Figure data in JSON:
------------
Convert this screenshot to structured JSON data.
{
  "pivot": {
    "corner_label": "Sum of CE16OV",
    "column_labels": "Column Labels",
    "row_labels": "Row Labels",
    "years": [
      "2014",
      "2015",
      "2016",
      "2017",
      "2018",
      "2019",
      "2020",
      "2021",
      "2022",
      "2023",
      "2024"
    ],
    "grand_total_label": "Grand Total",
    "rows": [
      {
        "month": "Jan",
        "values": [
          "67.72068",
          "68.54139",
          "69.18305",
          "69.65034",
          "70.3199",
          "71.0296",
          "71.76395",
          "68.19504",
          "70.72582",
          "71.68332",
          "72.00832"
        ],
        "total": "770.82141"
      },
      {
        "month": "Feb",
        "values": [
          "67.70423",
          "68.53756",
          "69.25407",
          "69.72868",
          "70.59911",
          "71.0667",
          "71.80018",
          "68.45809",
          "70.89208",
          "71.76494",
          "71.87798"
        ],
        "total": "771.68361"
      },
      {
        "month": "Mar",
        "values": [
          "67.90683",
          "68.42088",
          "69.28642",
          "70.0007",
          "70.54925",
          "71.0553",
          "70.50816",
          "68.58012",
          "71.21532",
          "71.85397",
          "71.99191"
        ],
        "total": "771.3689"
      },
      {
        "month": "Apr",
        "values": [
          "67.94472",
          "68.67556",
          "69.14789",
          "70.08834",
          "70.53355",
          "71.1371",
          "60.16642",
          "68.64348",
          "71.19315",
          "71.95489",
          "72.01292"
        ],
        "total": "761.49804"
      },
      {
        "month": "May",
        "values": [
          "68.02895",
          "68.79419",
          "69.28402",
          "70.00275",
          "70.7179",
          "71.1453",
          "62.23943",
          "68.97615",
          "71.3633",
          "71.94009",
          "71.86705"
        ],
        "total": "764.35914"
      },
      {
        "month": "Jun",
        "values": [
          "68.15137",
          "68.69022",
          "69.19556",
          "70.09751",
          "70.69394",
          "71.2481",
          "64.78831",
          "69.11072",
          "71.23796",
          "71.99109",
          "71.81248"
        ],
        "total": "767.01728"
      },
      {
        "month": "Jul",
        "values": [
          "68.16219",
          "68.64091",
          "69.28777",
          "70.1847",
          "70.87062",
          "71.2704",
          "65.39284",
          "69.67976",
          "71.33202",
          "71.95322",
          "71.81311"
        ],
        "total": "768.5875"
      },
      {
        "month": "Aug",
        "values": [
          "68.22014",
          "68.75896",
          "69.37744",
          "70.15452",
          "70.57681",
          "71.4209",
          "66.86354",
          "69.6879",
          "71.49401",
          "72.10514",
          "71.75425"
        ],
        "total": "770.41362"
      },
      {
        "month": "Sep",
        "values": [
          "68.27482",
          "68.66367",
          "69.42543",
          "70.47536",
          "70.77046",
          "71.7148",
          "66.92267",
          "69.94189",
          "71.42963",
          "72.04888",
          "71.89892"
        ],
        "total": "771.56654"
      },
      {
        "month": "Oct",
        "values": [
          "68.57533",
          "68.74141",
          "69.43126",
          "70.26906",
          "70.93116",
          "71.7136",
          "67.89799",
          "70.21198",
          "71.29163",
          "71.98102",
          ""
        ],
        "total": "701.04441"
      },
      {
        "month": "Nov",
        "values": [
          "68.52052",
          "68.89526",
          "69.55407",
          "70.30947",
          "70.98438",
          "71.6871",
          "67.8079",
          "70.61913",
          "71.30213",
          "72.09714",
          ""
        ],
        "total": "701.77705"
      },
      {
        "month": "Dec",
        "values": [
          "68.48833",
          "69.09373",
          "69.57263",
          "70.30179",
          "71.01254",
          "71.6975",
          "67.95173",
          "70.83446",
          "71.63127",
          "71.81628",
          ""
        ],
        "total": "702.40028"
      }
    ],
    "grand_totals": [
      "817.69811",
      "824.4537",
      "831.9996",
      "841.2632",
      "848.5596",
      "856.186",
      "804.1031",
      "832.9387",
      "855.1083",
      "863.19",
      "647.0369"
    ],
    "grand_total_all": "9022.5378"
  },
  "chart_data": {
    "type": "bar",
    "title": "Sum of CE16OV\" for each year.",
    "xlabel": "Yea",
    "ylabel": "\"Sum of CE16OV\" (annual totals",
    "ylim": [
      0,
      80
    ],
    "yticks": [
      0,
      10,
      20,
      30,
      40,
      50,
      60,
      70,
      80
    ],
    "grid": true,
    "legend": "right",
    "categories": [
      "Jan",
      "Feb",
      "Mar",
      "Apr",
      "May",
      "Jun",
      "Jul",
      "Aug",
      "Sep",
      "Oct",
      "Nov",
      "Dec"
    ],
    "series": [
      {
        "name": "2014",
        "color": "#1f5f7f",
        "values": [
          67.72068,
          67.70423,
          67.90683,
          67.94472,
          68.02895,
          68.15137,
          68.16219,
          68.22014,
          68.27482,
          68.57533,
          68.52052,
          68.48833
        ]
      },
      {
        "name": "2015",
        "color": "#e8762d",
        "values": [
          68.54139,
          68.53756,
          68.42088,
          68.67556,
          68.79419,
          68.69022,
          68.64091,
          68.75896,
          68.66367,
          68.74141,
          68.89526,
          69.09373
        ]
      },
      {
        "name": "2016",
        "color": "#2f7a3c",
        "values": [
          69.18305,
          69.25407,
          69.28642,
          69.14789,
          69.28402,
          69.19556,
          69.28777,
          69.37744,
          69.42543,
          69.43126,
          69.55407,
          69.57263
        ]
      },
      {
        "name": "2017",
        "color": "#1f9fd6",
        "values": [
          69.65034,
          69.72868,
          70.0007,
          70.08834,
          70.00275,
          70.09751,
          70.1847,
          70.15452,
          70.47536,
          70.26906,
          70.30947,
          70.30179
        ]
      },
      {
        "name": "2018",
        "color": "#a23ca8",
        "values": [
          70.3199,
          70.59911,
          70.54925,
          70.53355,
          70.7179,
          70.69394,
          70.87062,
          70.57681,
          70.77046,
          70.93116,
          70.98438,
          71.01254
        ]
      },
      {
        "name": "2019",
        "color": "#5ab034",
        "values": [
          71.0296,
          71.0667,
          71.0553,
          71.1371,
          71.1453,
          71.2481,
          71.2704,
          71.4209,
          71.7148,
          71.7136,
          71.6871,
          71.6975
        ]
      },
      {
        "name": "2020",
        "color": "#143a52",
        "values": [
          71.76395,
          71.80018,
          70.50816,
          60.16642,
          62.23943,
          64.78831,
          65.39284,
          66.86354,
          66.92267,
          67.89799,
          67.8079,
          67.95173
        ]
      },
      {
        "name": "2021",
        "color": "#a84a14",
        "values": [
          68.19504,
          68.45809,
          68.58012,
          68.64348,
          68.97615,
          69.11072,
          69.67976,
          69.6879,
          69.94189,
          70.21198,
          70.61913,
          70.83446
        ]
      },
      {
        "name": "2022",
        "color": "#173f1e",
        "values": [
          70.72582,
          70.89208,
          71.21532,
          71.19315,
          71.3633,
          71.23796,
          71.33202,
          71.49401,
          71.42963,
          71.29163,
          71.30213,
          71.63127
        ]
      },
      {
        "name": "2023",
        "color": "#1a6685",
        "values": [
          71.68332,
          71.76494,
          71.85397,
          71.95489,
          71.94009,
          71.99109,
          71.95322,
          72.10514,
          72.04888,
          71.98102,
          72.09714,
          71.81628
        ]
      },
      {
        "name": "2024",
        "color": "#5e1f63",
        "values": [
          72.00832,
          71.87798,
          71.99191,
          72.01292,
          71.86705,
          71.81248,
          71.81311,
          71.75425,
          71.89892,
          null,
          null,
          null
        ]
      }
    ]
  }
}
------------
● **THE PROBLEM**
From the records above, extract every entry exactly as given.

● **RIGHT ANSWER**
Convert this screenshot to structured JSON data.
{
  "pivot": {
    "corner_label": "Sum of CE16OV",
    "column_labels": "Column Labels",
    "row_labels": "Row Labels",
    "years": [
      "2014",
      "2015",
      "2016",
      "2017",
      "2018",
      "2019",
      "2020",
      "2021",
      "2022",
      "2023",
      "2024"
    ],
    "grand_total_label": "Grand Total",
    "rows": [
      {
        "month": "Jan",
        "values": [
          "67.72068",
          "68.54139",
          "69.18305",
          "69.65034",
          "70.3199",
          "71.0296",
          "71.76395",
          "68.19504",
          "70.72582",
          "71.68332",
          "72.00832"
        ],
        "total": "770.82141"
      },
      {
        "month": "Feb",
        "values": [
          "67.70423",
          "68.53756",
          "69.25407",
          "69.72868",
          "70.59911",
          "71.0667",
          "71.80018",
          "68.45809",
          "70.89208",
          "71.76494",
          "71.87798"
        ],
        "total": "771.68361"
      },
      {
        "month": "Mar",
        "values": [
          "67.90683",
          "68.42088",
          "69.28642",
          "70.0007",
          "70.54925",
          "71.0553",
          "70.50816",
          "68.58012",
          "71.21532",
          "71.85397",
          "71.99191"
        ],
        "total": "771.3689"
      },
      {
        "month": "Apr",
        "values": [
          "67.94472",
          "68.67556",
          "69.14789",
          "70.08834",
          "70.53355",
          "71.1371",
          "60.16642",
          "68.64348",
          "71.19315",
          "71.95489",
          "72.01292"
        ],
        "total": "761.49804"
      },
      {
        "month": "May",
        "values": [
          "68.02895",
          "68.79419",
          "69.28402",
          "70.00275",
          "70.7179",
          "71.1453",
          "62.23943",
          "68.97615",
          "71.3633",
          "71.94009",
          "71.86705"
        ],
        "total": "764.35914"
      },
      {
        "month": "Jun",
        "values": [
          "68.15137",
          "68.69022",
          "69.19556",
          "70.09751",
          "70.69394",
          "71.2481",
          "64.78831",
          "69.11072",
          "71.23796",
          "71.99109",
          "71.81248"
        ],
        "total": "767.01728"
      },
      {
        "month": "Jul",
        "values": [
          "68.16219",
          "68.64091",
          "69.28777",
          "70.1847",
          "70.87062",
          "71.2704",
          "65.39284",
          "69.67976",
          "71.33202",
          "71.95322",
          "71.81311"
        ],
        "total": "768.5875"
      },
      {
        "month": "Aug",
        "values": [
          "68.22014",
          "68.75896",
          "69.37744",
          "70.15452",
          "70.57681",
          "71.4209",
          "66.86354",
          "69.6879",
          "71.49401",
          "72.10514",
          "71.75425"
        ],
        "total": "770.41362"
      },
      {
        "month": "Sep",
        "values": [
          "68.27482",
          "68.66367",
          "69.42543",
          "70.47536",
          "70.77046",
          "71.7148",
          "66.92267",
          "69.94189",
          "71.42963",
          "72.04888",
          "71.89892"
        ],
        "total": "771.56654"
      },
      {
        "month": "Oct",
        "values": [
          "68.57533",
          "68.74141",
          "69.43126",
          "70.26906",
          "70.93116",
          "71.7136",
          "67.89799",
          "70.21198",
          "71.29163",
          "71.98102",
          ""
        ],
        "total": "701.04441"
      },
      {
        "month": "Nov",
        "values": [
          "68.52052",
          "68.89526",
          "69.55407",
          "70.30947",
          "70.98438",
          "71.6871",
          "67.8079",
          "70.61913",
          "71.30213",
          "72.09714",
          ""
        ],
        "total": "701.77705"
      },
      {
        "month": "Dec",
        "values": [
          "68.48833",
          "69.09373",
          "69.57263",
          "70.30179",
          "71.01254",
          "71.6975",
          "67.95173",
          "70.83446",
          "71.63127",
          "71.81628",
          ""
        ],
        "total": "702.40028"
      }
    ],
    "grand_totals": [
      "817.69811",
      "824.4537",
      "831.9996",
      "841.2632",
      "848.5596",
      "856.186",
      "804.1031",
      "832.9387",
      "855.1083",
      "863.19",
      "647.0369"
    ],
    "grand_total_all": "9022.5378"
  },
  "chart_data": {
    "type": "bar",
    "title": "Sum of CE16OV\" for each year.",
    "xlabel": "Yea",
    "ylabel": "\"Sum of CE16OV\" (annual totals",
    "ylim": [
      0,
      80
    ],
    "yticks": [
      0,
      10,
      20,
      30,
      40,
      50,
      60,
      70,
      80
    ],
    "grid": true,
    "legend": "right",
    "categories": [
      "Jan",
      "Feb",
      "Mar",
      "Apr",
      "May",
      "Jun",
      "Jul",
      "Aug",
      "Sep",
      "Oct",
      "Nov",
      "Dec"
    ],
    "series": [
      {
        "name": "2014",
        "color": "#1f5f7f",
        "values": [
          67.72068,
          67.70423,
          67.90683,
          67.94472,
          68.02895,
          68.15137,
          68.16219,
          68.22014,
          68.27482,
          68.57533,
          68.52052,
          68.48833
        ]
      },
      {
        "name": "2015",
        "color": "#e8762d",
        "values": [
          68.54139,
          68.53756,
          68.42088,
          68.67556,
          68.79419,
          68.69022,
          68.64091,
          68.75896,
          68.66367,
          68.74141,
          68.89526,
          69.09373
        ]
      },
      {
        "name": "2016",
        "color": "#2f7a3c",
        "values": [
          69.18305,
          69.25407,
          69.28642,
          69.14789,
          69.28402,
          69.19556,
          69.28777,
          69.37744,
          69.42543,
          69.43126,
          69.55407,
          69.57263
        ]
      },
      {
        "name": "2017",
        "color": "#1f9fd6",
        "values": [
          69.65034,
          69.72868,
          70.0007,
          70.08834,
          70.00275,
          70.09751,
          70.1847,
          70.15452,
          70.47536,
          70.26906,
          70.30947,
          70.30179
        ]
      },
      {
        "name": "2018",
        "color": "#a23ca8",
        "values": [
          70.3199,
          70.59911,
          70.54925,
          70.53355,
          70.7179,
          70.69394,
          70.87062,
          70.57681,
          70.77046,
          70.93116,
          70.98438,
          71.01254
        ]
      },
      {
        "name": "2019",
        "color": "#5ab034",
        "values": [
          71.0296,
          71.0667,
          71.0553,
          71.1371,
          71.1453,
          71.2481,
          71.2704,
          71.4209,
          71.7148,
          71.7136,
          71.6871,
          71.6975
        ]
      },
      {
        "name": "2020",
        "color": "#143a52",
        "values": [
          71.76395,
          71.80018,
          70.50816,
          60.16642,
          62.23943,
          64.78831,
          65.39284,
          66.86354,
          66.92267,
          67.89799,
          67.8079,
          67.95173
        ]
      },
      {
        "name": "2021",
        "color": "#a84a14",
        "values": [
          68.19504,
          68.45809,
          68.58012,
          68.64348,
          68.97615,
          69.11072,
          69.67976,
          69.6879,
          69.94189,
          70.21198,
          70.61913,
          70.83446
        ]
      },
      {
        "name": "2022",
        "color": "#173f1e",
        "values": [
          70.72582,
          70.89208,
          71.21532,
          71.19315,
          71.3633,
          71.23796,
          71.33202,
          71.49401,
          71.42963,
          71.29163,
          71.30213,
          71.63127
        ]
      },
      {
        "name": "2023",
        "color": "#1a6685",
        "values": [
          71.68332,
          71.76494,
          71.85397,
          71.95489,
          71.94009,
          71.99109,
          71.95322,
          72.10514,
          72.04888,
          71.98102,
          72.09714,
          71.81628
        ]
      },
      {
        "name": "2024",
        "color": "#5e1f63",
        "values": [
          72.00832,
          71.87798,
          71.99191,
          72.01292,
          71.86705,
          71.81248,
          71.81311,
          71.75425,
          71.89892,
          null,
          null,
          null
        ]
      }
    ]
  }
}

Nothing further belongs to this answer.